Retype the whole listing verbatim and keep the pictures out of it.
::: PROVIDED MATERIAL :::
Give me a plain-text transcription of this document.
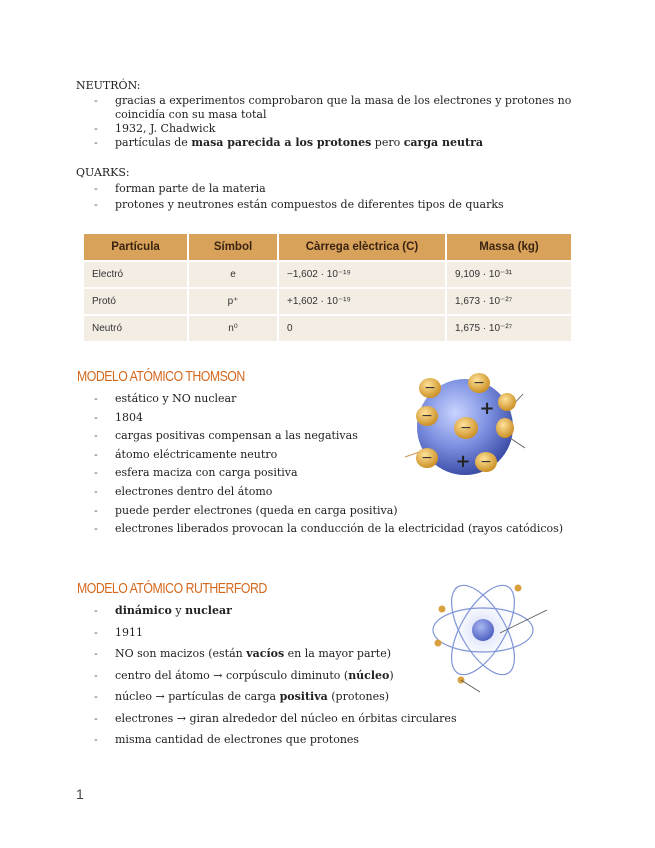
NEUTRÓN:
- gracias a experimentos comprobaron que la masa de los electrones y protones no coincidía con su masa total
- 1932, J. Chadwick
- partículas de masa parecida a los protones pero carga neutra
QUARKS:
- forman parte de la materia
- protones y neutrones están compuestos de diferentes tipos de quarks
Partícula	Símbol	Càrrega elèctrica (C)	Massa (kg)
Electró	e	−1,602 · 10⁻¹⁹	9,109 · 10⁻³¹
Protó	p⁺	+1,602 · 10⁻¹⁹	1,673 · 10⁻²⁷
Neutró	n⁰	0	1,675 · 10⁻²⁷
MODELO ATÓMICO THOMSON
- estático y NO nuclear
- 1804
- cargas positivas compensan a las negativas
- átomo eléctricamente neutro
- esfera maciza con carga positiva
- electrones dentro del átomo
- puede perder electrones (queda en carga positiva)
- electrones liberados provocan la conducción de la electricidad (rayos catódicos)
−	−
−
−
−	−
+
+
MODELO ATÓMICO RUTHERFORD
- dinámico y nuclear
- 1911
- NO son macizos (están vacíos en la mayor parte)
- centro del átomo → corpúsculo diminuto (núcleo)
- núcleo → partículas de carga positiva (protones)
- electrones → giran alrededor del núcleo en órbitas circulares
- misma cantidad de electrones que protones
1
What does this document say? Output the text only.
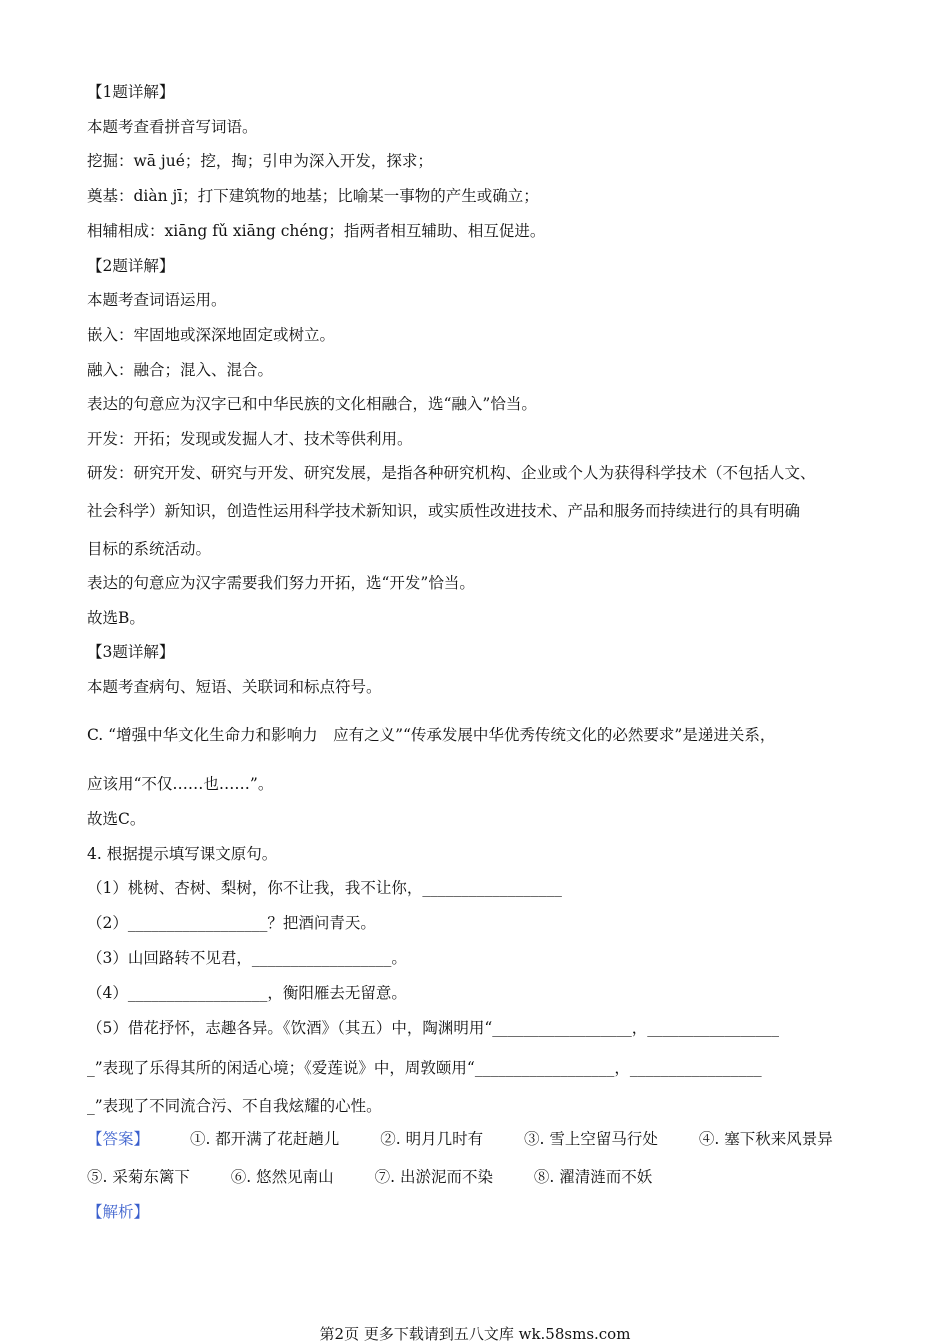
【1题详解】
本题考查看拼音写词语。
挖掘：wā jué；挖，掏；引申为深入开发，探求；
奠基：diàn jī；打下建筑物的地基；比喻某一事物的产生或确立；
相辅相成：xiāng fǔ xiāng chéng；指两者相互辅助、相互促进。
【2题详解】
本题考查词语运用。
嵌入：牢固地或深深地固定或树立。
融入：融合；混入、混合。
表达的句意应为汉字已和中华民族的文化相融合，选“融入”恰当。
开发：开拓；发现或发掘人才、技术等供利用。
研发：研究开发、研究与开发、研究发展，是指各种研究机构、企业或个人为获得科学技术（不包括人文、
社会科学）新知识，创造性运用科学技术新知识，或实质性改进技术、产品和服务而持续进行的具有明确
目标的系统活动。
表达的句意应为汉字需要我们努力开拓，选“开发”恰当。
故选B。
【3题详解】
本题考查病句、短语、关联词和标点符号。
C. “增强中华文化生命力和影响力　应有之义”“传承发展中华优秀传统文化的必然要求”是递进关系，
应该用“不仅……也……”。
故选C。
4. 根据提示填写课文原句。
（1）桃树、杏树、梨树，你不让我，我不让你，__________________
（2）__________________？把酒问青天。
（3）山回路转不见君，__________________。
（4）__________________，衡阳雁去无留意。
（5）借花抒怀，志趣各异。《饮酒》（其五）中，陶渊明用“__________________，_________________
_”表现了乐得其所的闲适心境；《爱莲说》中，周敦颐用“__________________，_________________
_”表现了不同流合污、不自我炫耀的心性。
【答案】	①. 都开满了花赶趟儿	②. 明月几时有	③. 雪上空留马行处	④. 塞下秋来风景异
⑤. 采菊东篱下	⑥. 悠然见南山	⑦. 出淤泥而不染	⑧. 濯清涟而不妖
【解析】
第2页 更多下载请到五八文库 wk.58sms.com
:::
◆ **RESULT OF THIS TASK**:
Give me a plain-text transcription of this document.
NEUTRÓN:
- gracias a experimentos comprobaron que la masa de los electrones y protones no coincidía con su masa total
- 1932, J. Chadwick
- partículas de masa parecida a los protones pero carga neutra
QUARKS:
- forman parte de la materia
- protones y neutrones están compuestos de diferentes tipos de quarks
Partícula	Símbol	Càrrega elèctrica (C)	Massa (kg)
Electró	e	−1,602 · 10⁻¹⁹	9,109 · 10⁻³¹
Protó	p⁺	+1,602 · 10⁻¹⁹	1,673 · 10⁻²⁷
Neutró	n⁰	0	1,675 · 10⁻²⁷
MODELO ATÓMICO THOMSON
- estático y NO nuclear
- 1804
- cargas positivas compensan a las negativas
- átomo eléctricamente neutro
- esfera maciza con carga positiva
- electrones dentro del átomo
- puede perder electrones (queda en carga positiva)
- electrones liberados provocan la conducción de la electricidad (rayos catódicos)
−	−
−
−
−	−
+
+
MODELO ATÓMICO RUTHERFORD
- dinámico y nuclear
- 1911
- NO son macizos (están vacíos en la mayor parte)
- centro del átomo → corpúsculo diminuto (núcleo)
- núcleo → partículas de carga positiva (protones)
- electrones → giran alrededor del núcleo en órbitas circulares
- misma cantidad de electrones que protones
1
What does this document say? Output the text only.
【1题详解】
本题考查看拼音写词语。
挖掘：wā jué；挖，掏；引申为深入开发，探求；
奠基：diàn jī；打下建筑物的地基；比喻某一事物的产生或确立；
相辅相成：xiāng fǔ xiāng chéng；指两者相互辅助、相互促进。
【2题详解】
本题考查词语运用。
嵌入：牢固地或深深地固定或树立。
融入：融合；混入、混合。
表达的句意应为汉字已和中华民族的文化相融合，选“融入”恰当。
开发：开拓；发现或发掘人才、技术等供利用。
研发：研究开发、研究与开发、研究发展，是指各种研究机构、企业或个人为获得科学技术（不包括人文、
社会科学）新知识，创造性运用科学技术新知识，或实质性改进技术、产品和服务而持续进行的具有明确
目标的系统活动。
表达的句意应为汉字需要我们努力开拓，选“开发”恰当。
故选B。
【3题详解】
本题考查病句、短语、关联词和标点符号。
C. “增强中华文化生命力和影响力　应有之义”“传承发展中华优秀传统文化的必然要求”是递进关系，
应该用“不仅……也……”。
故选C。
4. 根据提示填写课文原句。
（1）桃树、杏树、梨树，你不让我，我不让你，__________________
（2）__________________？把酒问青天。
（3）山回路转不见君，__________________。
（4）__________________，衡阳雁去无留意。
（5）借花抒怀，志趣各异。《饮酒》（其五）中，陶渊明用“__________________，_________________
_”表现了乐得其所的闲适心境；《爱莲说》中，周敦颐用“__________________，_________________
_”表现了不同流合污、不自我炫耀的心性。
【答案】	①. 都开满了花赶趟儿	②. 明月几时有	③. 雪上空留马行处	④. 塞下秋来风景异
⑤. 采菊东篱下	⑥. 悠然见南山	⑦. 出淤泥而不染	⑧. 濯清涟而不妖
【解析】
第2页 更多下载请到五八文库 wk.58sms.com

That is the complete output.